### Raw data
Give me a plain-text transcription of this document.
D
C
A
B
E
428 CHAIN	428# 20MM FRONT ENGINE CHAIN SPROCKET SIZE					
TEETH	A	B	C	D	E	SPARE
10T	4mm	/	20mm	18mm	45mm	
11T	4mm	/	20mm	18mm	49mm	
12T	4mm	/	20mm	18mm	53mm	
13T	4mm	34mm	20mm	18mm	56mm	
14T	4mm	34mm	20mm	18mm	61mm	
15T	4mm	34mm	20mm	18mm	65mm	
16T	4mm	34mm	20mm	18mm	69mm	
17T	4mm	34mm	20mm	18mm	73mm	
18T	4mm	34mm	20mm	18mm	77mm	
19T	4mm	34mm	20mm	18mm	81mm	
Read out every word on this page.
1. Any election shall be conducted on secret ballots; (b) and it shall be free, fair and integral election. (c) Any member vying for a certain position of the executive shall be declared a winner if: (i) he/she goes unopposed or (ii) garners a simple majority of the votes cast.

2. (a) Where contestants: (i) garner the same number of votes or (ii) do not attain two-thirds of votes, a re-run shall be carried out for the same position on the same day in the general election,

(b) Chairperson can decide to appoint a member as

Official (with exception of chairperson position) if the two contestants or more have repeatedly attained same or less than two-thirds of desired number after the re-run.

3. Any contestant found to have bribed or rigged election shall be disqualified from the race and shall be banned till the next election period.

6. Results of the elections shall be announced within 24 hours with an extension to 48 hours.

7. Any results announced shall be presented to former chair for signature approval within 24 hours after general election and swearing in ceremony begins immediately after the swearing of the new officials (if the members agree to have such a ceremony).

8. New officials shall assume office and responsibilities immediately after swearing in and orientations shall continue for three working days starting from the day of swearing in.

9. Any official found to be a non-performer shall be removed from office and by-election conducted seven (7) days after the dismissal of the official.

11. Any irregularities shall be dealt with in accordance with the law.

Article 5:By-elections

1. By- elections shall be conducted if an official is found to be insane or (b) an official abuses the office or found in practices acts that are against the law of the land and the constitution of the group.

### Task requirements
Pick each line holding the word "announced" out of the data and copy it.

### The completed task
6. Results of the elections shall be announced within 24 hours with an extension to 48 hours.
7. Any results announced shall be presented to former chair for signature approval within 24 hours after general election and swearing in ceremony begins immediately after the swearing of the new officials (if the members agree to have such a ceremony).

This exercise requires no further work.